## Aim:
Identify all lines in the listing that include the word "сфере", and copy them out.

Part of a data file
****************

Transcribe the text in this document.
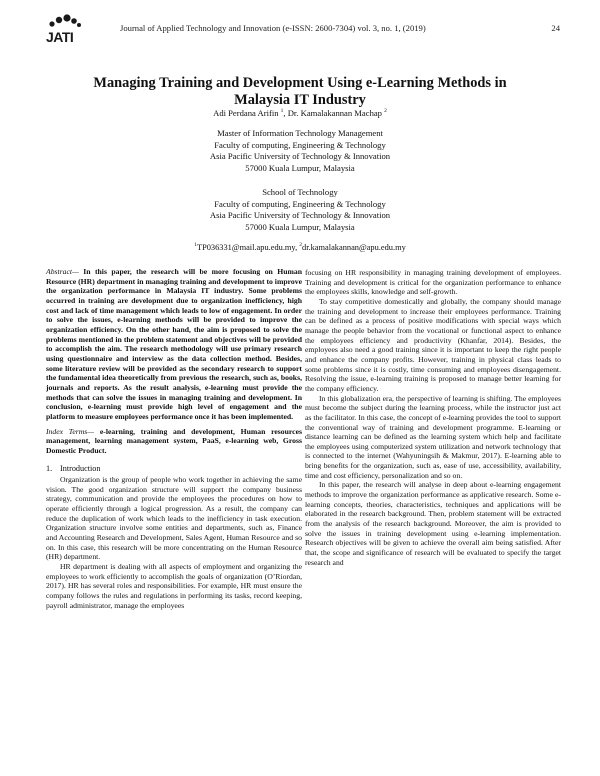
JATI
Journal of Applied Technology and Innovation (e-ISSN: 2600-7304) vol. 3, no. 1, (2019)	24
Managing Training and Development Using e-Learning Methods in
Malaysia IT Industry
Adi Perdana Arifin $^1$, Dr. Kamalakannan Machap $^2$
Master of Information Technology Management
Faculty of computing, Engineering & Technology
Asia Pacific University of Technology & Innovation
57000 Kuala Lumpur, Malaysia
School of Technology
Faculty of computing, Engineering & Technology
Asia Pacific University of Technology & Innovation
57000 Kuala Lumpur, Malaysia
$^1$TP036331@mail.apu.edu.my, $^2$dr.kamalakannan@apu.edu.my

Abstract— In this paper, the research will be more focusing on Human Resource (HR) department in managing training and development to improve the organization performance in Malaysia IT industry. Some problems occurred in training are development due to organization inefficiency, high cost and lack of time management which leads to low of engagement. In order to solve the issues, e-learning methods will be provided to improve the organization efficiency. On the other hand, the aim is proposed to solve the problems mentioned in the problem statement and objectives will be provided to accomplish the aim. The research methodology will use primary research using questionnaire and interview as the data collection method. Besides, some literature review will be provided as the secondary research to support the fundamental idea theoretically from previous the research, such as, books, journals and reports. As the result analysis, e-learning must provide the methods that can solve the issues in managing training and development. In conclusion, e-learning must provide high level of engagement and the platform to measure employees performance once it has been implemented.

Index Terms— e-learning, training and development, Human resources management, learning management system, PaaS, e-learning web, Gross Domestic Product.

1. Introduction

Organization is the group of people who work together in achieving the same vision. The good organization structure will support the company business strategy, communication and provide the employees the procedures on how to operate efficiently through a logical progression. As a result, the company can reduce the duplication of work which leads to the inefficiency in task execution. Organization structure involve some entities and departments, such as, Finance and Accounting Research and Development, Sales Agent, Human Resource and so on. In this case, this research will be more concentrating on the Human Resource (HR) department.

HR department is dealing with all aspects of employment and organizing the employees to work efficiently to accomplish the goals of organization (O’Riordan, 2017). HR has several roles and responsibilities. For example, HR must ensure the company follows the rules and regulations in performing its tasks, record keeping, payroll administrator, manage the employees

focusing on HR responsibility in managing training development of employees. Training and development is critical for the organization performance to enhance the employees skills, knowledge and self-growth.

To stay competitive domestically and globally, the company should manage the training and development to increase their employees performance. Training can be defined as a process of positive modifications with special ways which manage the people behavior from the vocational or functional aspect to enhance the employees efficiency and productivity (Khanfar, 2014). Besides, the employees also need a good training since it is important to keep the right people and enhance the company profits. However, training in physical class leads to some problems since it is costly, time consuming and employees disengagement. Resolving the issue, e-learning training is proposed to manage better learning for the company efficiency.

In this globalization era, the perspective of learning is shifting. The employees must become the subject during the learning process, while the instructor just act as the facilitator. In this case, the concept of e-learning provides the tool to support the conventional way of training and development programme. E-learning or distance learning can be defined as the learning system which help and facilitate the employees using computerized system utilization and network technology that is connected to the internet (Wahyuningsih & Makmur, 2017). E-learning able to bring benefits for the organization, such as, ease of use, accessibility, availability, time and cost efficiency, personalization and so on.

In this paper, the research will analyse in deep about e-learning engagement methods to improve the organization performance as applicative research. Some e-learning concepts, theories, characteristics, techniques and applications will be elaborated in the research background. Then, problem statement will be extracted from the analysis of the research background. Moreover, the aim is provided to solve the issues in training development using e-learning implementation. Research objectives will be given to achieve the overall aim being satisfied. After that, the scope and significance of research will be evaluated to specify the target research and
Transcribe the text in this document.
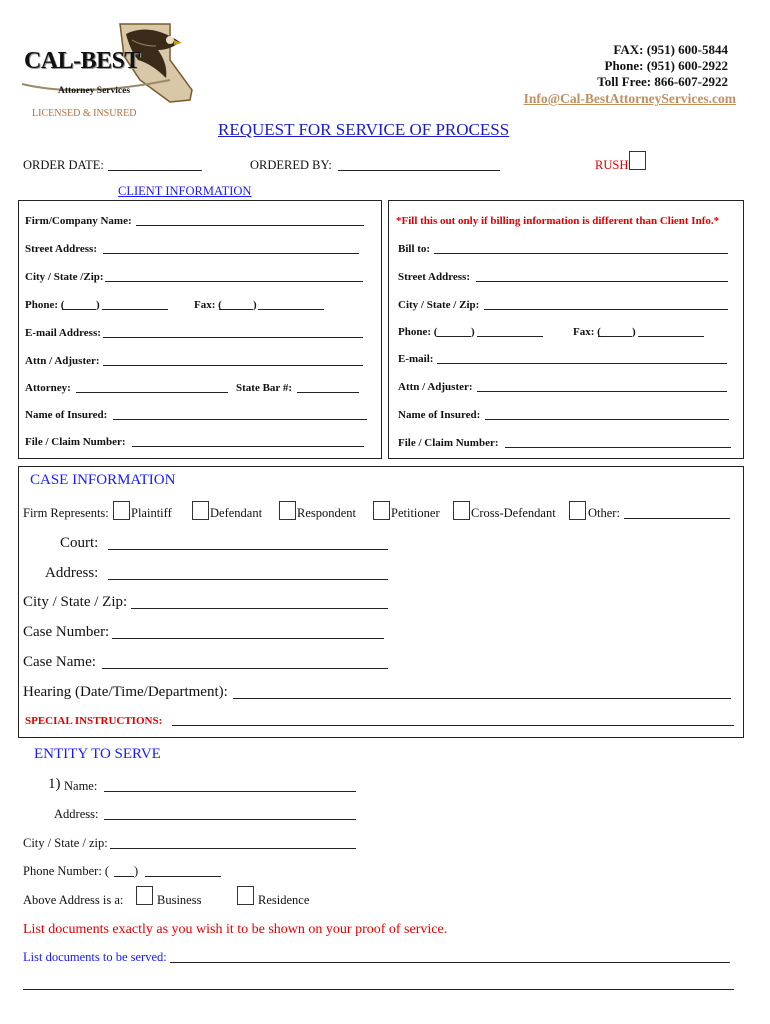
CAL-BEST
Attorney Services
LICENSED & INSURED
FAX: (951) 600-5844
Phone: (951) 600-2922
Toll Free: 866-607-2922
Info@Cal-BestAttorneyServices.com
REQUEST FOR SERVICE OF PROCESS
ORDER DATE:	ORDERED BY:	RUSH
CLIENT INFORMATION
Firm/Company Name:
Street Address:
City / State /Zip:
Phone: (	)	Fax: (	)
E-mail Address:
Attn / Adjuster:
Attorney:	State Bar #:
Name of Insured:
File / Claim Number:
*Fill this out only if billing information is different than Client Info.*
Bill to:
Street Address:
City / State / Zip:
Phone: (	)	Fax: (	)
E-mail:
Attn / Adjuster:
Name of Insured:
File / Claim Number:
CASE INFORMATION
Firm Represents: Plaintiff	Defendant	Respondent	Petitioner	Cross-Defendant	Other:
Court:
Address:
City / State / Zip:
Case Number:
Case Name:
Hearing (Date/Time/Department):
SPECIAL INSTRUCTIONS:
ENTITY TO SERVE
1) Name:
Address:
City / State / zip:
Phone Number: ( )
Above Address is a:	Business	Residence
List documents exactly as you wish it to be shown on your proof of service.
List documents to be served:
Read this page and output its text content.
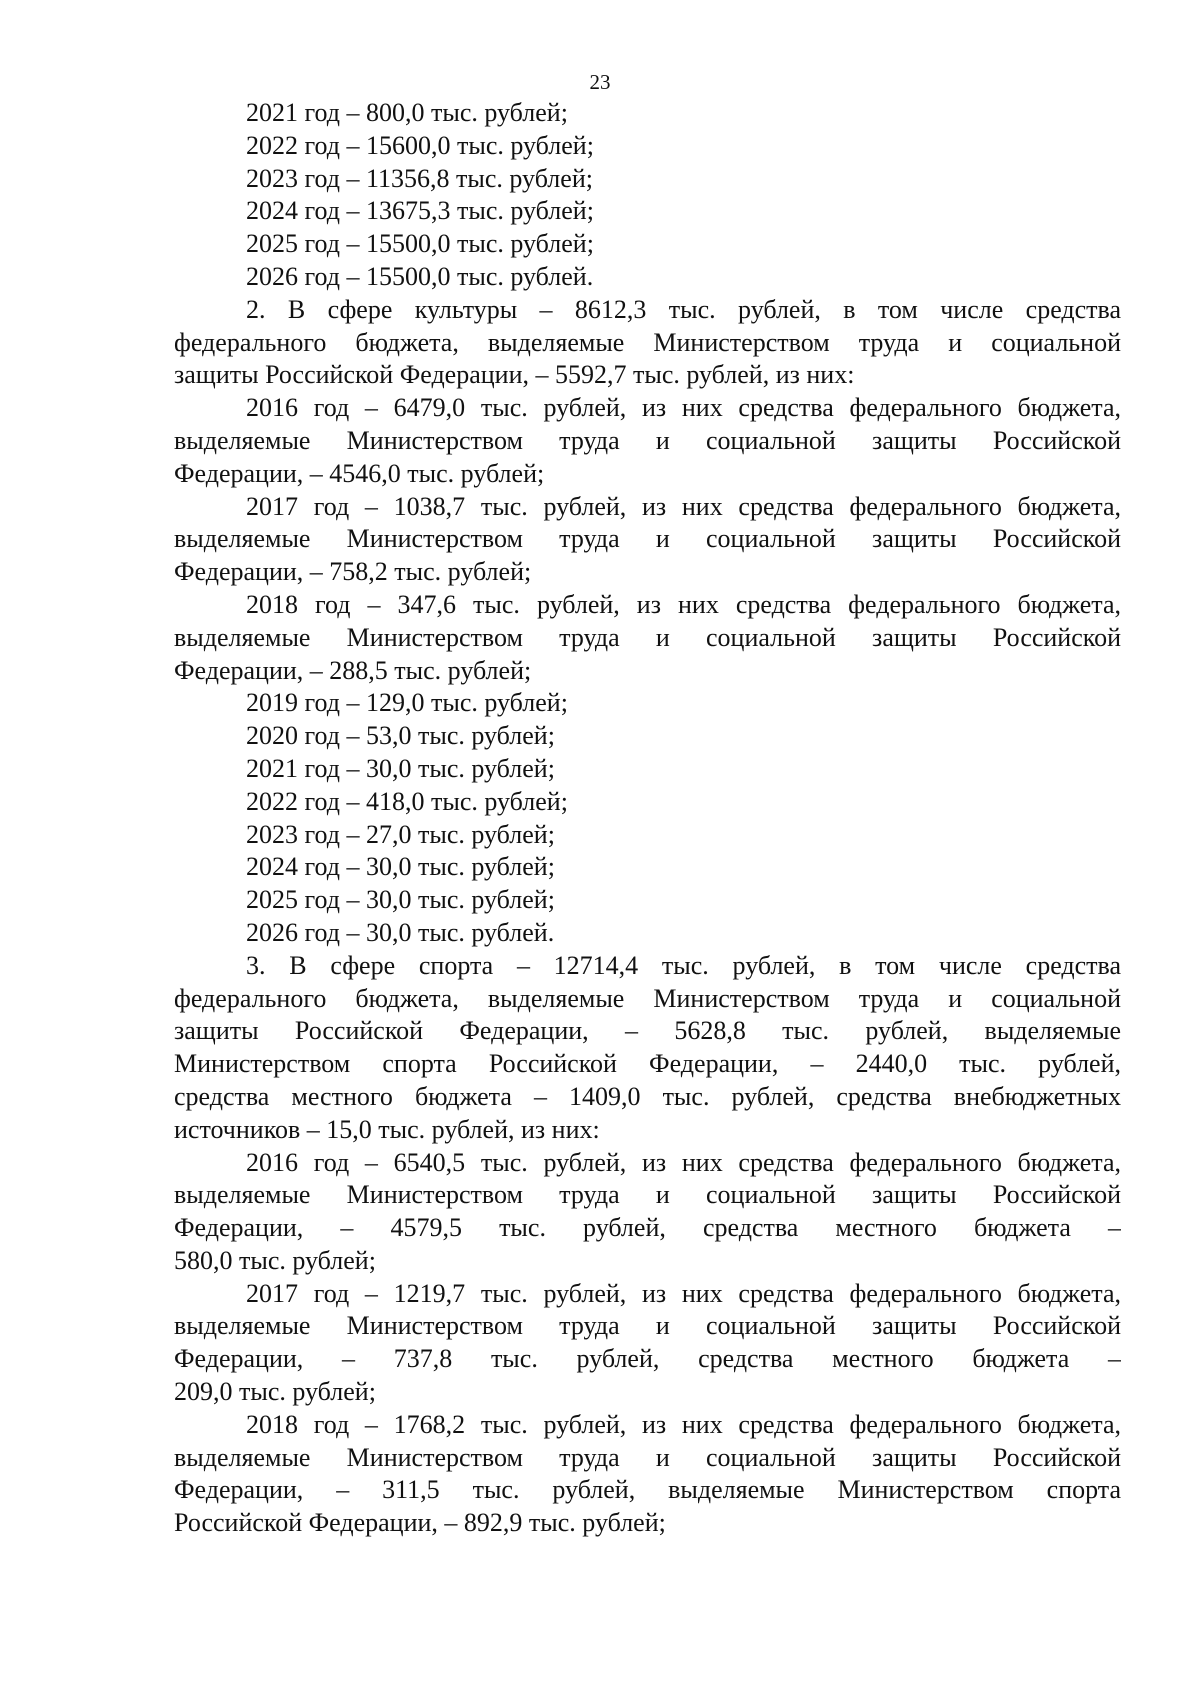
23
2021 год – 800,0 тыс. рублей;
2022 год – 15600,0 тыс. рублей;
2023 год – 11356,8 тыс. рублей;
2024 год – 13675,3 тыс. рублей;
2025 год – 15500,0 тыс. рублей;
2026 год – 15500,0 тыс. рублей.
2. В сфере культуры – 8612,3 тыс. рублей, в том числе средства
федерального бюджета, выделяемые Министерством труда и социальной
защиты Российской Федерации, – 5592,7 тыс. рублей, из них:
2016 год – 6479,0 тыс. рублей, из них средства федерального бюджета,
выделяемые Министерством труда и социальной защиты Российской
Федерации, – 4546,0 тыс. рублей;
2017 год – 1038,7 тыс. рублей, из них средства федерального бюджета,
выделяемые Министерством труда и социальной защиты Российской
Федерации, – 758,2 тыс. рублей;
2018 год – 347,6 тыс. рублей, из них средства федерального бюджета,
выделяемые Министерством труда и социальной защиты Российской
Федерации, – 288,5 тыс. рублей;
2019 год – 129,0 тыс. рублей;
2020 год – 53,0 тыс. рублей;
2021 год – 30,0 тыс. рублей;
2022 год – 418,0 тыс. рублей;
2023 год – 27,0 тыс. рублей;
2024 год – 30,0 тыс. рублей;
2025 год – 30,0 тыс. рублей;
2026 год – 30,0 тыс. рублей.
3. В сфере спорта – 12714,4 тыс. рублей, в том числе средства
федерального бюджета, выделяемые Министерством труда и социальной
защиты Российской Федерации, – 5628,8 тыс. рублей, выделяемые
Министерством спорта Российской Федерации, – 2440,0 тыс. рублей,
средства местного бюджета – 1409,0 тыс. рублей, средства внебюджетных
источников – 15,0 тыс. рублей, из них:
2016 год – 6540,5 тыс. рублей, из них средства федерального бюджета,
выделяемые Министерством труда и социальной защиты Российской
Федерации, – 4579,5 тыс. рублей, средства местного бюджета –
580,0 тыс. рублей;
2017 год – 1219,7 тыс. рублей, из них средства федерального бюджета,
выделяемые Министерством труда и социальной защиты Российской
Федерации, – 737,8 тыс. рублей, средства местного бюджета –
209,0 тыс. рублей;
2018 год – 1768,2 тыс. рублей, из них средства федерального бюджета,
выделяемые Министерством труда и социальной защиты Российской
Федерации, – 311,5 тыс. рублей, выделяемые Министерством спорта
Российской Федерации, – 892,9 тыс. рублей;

****************

## Result of the exercise:
2. В сфере культуры – 8612,3 тыс. рублей, в том числе средства
3. В сфере спорта – 12714,4 тыс. рублей, в том числе средства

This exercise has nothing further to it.